YOUR GOAL:
Reproduce each line of the listing exactly.
----------------
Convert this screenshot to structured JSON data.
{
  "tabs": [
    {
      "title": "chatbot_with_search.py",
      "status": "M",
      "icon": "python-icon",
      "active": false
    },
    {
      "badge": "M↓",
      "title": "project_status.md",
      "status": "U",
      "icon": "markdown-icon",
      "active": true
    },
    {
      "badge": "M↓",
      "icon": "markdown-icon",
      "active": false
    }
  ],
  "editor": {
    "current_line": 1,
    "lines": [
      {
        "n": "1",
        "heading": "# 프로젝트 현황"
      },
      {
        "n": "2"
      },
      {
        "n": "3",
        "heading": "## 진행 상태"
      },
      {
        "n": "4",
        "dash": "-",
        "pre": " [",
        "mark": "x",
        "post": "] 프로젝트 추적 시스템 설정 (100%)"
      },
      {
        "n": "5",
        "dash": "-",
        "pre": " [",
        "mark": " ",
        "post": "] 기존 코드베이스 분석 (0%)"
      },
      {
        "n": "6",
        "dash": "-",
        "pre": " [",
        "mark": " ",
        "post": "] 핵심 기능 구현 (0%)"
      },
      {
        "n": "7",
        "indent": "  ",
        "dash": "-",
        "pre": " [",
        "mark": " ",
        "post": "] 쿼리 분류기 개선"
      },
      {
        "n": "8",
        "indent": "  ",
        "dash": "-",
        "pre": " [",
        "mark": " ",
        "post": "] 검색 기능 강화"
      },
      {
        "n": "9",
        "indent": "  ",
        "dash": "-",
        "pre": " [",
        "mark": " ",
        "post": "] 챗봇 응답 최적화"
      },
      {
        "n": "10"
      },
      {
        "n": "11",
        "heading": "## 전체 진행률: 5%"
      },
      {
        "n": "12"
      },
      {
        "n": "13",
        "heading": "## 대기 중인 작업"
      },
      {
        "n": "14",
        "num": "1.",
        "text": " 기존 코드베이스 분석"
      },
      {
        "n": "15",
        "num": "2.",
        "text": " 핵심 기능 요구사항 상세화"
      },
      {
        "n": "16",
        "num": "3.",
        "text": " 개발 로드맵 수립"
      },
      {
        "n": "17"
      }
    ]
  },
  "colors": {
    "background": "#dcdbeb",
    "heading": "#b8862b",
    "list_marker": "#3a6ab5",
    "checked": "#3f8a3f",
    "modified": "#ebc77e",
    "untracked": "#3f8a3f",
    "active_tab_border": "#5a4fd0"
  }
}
----------------
ANSWER IN FULL:
Convert this screenshot to structured JSON data.
{
  "tabs": [
    {
      "title": "chatbot_with_search.py",
      "status": "M",
      "icon": "python-icon",
      "active": false
    },
    {
      "badge": "M↓",
      "title": "project_status.md",
      "status": "U",
      "icon": "markdown-icon",
      "active": true
    },
    {
      "badge": "M↓",
      "icon": "markdown-icon",
      "active": false
    }
  ],
  "editor": {
    "current_line": 1,
    "lines": [
      {
        "n": "1",
        "heading": "# 프로젝트 현황"
      },
      {
        "n": "2"
      },
      {
        "n": "3",
        "heading": "## 진행 상태"
      },
      {
        "n": "4",
        "dash": "-",
        "pre": " [",
        "mark": "x",
        "post": "] 프로젝트 추적 시스템 설정 (100%)"
      },
      {
        "n": "5",
        "dash": "-",
        "pre": " [",
        "mark": " ",
        "post": "] 기존 코드베이스 분석 (0%)"
      },
      {
        "n": "6",
        "dash": "-",
        "pre": " [",
        "mark": " ",
        "post": "] 핵심 기능 구현 (0%)"
      },
      {
        "n": "7",
        "indent": "  ",
        "dash": "-",
        "pre": " [",
        "mark": " ",
        "post": "] 쿼리 분류기 개선"
      },
      {
        "n": "8",
        "indent": "  ",
        "dash": "-",
        "pre": " [",
        "mark": " ",
        "post": "] 검색 기능 강화"
      },
      {
        "n": "9",
        "indent": "  ",
        "dash": "-",
        "pre": " [",
        "mark": " ",
        "post": "] 챗봇 응답 최적화"
      },
      {
        "n": "10"
      },
      {
        "n": "11",
        "heading": "## 전체 진행률: 5%"
      },
      {
        "n": "12"
      },
      {
        "n": "13",
        "heading": "## 대기 중인 작업"
      },
      {
        "n": "14",
        "num": "1.",
        "text": " 기존 코드베이스 분석"
      },
      {
        "n": "15",
        "num": "2.",
        "text": " 핵심 기능 요구사항 상세화"
      },
      {
        "n": "16",
        "num": "3.",
        "text": " 개발 로드맵 수립"
      },
      {
        "n": "17"
      }
    ]
  },
  "colors": {
    "background": "#dcdbeb",
    "heading": "#b8862b",
    "list_marker": "#3a6ab5",
    "checked": "#3f8a3f",
    "modified": "#ebc77e",
    "untracked": "#3f8a3f",
    "active_tab_border": "#5a4fd0"
  }
}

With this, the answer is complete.